= GIVEN PROBLEM A =
In the concert review, which two songs did the band play as encores?
= GIVEN PROBLEM B =
Return the part of the concert review between "I’m not an evangelist…" and "John Constantine’s birthday.", inclusive, copied word for word.

What drove me on then as now was my sense that time was running out, that the apocalypse was also personal and that playing hide and seek behind all the cartoon messiahs was the Messiah with both peace and a sword.

-David Tibet

The Halifax concert was unquestionably a powerful manifestation of this compassionate-yet-cataclysmic apocalyptic spirit. It began with bells…

Before the band came out a carillon of bells played on the speakers, resonating in the Minster’s glorious acoustic space, as the aisles filled with an eclectic mix of music fans, pagans and goths (including one fine lady in full Edwardian costume). Finally, the band took their places and Tibet – a puckish, tiny figure in trilby and bare feet – sang out the first lines in his distinctive, querulous voice;

“The Invisible Church…”

(photo by Cat Vincent)

Never a band to excessively dwell on their musical past, the majority of the gig comprised a performance of the latest album I Am the Last of All the Field That Fell (A Channel) – the music mostly led by the playing of pianist Reinier van Houdt, a performer who never forgot that the piano is a percussion instrument. There’s a resonance to those songs and Tibet’s voice, even beyond that provided by the setting – a sense of what the Sufis call a zab’bat, a ‘forceful occasion’. Tibet is far from what one would consider a normal front man in the classic rock sense – often he wandered into the aisle of the church to just stand and watch the band as they played, sometimes singing from there (especially in the sorrowful ‘With These Dromedaries’, with its heart-wrenching line “I saw Jhonn pass by” – referring to his late friend and abiding influence Jhonn Balance of Coil). The gig ended with two rousing encores of past works – ‘Imperium V’ and ‘Black Ships Ate The Sky’. By the time the last notes echoed in those old church walls, the audience, the band, Tibet – even that ancient space itself – seemed transformed, carried into a future of possible apocalyptic times, somehow, the better and stronger for it.

I’m not an evangelist… Current is about trying to explain myself to myself and to work out my own salvation.

-David Tibet

The album I Am the Last of All the Field That Fell (A Channel) and other Current 93 works are available from copticcat.com


Post Script: Synchronicity fans might care to note the gig took place on John Constantine’s birthday.

= RECORDS =
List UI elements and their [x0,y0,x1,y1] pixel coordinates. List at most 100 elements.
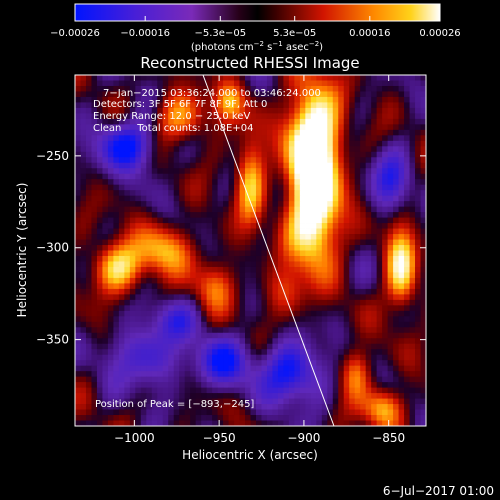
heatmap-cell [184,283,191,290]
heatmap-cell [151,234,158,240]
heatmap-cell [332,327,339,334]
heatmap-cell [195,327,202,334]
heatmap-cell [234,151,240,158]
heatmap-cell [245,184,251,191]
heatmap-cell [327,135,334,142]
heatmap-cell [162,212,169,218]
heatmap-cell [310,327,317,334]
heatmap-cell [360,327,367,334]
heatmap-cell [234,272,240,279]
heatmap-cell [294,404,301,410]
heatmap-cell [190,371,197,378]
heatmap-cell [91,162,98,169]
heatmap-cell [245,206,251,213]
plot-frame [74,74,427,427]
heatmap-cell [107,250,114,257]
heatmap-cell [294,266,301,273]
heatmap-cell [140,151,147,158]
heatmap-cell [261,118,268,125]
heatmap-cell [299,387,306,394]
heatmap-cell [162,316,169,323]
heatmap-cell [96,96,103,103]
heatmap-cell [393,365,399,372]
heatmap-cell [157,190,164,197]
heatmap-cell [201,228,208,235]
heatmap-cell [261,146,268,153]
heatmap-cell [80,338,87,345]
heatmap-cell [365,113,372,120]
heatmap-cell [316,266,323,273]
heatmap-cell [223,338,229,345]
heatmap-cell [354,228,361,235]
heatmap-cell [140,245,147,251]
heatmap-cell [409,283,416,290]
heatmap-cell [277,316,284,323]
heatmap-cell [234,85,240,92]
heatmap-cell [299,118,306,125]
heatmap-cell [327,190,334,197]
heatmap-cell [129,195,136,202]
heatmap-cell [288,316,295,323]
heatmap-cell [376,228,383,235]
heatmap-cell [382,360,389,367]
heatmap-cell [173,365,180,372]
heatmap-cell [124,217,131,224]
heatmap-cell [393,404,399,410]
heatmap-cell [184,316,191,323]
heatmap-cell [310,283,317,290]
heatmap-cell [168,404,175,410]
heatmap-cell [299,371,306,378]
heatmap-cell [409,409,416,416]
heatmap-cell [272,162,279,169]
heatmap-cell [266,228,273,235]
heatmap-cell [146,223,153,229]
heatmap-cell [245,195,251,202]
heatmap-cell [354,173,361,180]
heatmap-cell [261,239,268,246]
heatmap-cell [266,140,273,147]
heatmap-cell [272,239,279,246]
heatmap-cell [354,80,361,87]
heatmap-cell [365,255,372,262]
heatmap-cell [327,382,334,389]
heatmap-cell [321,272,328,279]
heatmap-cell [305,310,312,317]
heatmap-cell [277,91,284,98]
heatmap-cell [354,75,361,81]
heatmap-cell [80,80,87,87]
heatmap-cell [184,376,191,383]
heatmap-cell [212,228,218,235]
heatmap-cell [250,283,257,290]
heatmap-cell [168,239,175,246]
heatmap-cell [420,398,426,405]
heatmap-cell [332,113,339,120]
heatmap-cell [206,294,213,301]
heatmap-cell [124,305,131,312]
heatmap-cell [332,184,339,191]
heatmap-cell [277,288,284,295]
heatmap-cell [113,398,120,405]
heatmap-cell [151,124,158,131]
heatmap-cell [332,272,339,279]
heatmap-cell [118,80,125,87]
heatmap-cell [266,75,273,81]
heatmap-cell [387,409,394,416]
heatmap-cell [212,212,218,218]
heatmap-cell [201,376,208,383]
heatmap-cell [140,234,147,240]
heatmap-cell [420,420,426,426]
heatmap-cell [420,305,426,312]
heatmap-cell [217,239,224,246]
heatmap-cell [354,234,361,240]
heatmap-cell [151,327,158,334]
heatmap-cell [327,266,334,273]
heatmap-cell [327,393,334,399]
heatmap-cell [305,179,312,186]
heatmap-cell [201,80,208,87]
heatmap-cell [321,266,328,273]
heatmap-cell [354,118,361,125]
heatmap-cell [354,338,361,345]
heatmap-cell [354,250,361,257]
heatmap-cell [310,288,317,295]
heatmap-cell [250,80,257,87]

= OUTPUT A =
'Imperium V' and 'Black Ships Ate The Sky'

= OUTPUT B =
I’m not an evangelist… Current is about trying to explain myself to myself and to work out my own salvation.

-David Tibet

The album I Am the Last of All the Field That Fell (A Channel) and other Current 93 works are available from copticcat.com


Post Script: Synchronicity fans might care to note the gig took place on John Constantine’s birthday.